* Directions
Exactly how many lines have the word "will"? Answer with the bare number.

* Information provided
++++++++++++++++++++

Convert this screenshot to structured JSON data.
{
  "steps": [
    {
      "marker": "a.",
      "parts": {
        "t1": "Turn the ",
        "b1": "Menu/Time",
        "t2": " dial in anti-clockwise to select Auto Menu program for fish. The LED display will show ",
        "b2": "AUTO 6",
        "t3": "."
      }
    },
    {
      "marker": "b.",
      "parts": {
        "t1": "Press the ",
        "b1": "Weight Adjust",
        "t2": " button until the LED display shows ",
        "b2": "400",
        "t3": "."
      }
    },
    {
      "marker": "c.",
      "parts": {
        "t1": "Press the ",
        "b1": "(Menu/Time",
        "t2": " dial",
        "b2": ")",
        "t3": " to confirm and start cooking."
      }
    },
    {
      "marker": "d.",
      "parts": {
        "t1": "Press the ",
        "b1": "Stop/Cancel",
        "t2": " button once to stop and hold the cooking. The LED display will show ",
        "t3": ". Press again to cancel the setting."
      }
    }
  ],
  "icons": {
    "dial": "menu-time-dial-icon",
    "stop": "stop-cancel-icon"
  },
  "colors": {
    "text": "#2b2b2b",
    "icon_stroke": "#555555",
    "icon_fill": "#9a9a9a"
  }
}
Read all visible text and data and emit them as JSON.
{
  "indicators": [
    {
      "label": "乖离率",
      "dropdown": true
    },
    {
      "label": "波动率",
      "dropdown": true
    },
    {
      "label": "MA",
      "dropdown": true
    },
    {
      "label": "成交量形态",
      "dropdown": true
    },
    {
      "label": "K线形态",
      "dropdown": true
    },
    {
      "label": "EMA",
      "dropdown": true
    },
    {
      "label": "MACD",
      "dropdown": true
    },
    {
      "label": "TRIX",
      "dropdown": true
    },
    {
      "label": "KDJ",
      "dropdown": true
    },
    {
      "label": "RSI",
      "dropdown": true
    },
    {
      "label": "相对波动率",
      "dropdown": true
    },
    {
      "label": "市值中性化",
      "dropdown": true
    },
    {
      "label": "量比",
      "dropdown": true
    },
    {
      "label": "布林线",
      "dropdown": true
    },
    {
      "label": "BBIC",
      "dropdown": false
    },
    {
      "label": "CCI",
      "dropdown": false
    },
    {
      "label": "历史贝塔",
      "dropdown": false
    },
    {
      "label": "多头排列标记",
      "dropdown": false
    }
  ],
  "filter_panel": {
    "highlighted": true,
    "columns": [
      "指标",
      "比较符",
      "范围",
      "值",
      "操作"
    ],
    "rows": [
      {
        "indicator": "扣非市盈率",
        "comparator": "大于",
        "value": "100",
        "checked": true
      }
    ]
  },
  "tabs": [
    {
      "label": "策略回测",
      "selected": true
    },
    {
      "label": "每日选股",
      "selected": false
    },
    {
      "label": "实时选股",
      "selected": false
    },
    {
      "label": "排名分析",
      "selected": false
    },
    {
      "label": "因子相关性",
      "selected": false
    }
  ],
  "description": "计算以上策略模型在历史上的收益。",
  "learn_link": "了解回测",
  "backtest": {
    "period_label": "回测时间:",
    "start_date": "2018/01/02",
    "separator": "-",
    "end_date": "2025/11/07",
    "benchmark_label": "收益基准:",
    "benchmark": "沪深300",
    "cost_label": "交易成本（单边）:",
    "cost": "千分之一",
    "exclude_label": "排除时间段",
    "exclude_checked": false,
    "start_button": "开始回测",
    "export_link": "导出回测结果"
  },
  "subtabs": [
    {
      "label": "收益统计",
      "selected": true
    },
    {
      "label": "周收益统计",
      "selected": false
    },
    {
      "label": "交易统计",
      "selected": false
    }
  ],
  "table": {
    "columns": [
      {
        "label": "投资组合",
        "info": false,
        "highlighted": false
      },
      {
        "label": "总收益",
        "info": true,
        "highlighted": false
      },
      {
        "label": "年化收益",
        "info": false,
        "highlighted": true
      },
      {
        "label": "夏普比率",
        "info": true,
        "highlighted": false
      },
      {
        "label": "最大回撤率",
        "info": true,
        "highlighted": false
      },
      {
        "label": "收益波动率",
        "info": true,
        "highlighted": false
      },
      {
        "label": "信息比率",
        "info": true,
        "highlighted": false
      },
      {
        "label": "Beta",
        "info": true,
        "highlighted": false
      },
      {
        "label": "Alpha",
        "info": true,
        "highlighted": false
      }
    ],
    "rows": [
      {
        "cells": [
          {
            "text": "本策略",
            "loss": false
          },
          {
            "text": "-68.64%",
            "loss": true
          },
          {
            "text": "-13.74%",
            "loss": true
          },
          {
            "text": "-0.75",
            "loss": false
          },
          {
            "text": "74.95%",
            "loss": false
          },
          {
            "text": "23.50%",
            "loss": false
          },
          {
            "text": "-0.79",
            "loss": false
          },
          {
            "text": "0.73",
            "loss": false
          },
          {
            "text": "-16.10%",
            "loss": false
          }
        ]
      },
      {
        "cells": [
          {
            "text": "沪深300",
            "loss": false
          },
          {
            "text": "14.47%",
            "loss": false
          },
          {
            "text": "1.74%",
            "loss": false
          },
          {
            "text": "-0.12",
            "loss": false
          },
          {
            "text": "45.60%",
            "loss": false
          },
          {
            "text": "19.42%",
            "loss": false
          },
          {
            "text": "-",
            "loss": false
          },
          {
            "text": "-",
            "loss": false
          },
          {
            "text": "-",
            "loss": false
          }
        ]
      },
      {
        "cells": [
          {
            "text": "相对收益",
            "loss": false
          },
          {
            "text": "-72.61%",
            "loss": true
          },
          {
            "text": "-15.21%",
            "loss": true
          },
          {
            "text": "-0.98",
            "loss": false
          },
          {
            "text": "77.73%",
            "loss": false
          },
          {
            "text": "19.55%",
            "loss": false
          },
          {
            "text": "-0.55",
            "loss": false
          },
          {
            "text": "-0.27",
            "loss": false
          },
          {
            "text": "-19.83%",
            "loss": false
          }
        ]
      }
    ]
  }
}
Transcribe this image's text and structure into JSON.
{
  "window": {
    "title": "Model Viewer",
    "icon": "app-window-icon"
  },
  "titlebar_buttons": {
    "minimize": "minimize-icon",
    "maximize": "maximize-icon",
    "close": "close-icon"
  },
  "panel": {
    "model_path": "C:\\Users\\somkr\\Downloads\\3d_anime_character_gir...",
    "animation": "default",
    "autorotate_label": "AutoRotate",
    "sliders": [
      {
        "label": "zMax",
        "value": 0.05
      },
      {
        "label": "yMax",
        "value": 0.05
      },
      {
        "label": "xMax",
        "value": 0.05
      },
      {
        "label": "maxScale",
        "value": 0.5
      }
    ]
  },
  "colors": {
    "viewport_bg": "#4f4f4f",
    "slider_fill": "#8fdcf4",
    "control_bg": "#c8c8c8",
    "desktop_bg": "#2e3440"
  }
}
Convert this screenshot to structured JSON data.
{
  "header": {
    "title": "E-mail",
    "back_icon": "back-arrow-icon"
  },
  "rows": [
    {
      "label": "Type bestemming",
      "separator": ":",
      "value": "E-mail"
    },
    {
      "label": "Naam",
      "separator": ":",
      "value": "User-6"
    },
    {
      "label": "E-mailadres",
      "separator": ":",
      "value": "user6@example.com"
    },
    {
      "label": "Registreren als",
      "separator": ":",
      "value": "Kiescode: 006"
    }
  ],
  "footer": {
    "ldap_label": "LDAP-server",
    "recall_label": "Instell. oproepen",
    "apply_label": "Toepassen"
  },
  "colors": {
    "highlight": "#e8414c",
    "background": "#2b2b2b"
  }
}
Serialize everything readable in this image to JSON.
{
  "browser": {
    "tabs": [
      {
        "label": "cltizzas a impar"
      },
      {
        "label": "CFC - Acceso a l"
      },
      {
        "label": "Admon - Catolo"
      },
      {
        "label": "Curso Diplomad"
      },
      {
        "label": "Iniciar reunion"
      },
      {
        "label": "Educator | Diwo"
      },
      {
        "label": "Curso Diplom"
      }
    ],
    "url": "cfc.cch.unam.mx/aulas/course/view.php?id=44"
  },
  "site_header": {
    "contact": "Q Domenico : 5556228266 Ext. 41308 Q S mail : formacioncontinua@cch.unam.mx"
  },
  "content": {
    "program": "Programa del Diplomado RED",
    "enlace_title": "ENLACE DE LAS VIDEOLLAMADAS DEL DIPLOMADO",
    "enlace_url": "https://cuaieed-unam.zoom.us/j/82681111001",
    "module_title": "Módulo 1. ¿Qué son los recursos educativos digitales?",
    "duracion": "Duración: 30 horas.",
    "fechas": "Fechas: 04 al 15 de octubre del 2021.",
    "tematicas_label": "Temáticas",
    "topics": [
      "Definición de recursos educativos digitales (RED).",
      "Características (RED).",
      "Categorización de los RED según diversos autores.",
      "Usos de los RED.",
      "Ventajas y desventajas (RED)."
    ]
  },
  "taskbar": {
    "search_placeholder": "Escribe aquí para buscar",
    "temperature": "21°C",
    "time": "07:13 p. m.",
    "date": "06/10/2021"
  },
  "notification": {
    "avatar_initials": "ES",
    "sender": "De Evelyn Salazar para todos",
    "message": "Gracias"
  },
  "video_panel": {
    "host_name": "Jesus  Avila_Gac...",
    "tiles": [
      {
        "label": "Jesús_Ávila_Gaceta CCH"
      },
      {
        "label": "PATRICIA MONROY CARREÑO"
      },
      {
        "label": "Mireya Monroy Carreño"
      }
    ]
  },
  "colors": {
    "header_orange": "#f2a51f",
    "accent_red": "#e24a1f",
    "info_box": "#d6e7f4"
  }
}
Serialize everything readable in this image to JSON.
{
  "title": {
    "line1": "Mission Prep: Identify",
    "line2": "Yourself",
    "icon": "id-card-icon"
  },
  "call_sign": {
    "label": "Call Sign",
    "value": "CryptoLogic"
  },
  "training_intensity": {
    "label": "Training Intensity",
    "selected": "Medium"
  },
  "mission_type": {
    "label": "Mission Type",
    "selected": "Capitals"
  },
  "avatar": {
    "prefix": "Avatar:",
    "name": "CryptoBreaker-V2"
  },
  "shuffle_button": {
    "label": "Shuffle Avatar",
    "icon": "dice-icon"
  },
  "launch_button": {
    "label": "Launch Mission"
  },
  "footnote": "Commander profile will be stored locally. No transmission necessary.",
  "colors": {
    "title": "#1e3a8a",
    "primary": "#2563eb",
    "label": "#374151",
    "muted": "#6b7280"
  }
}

++++++++++++++++++++

* The output
3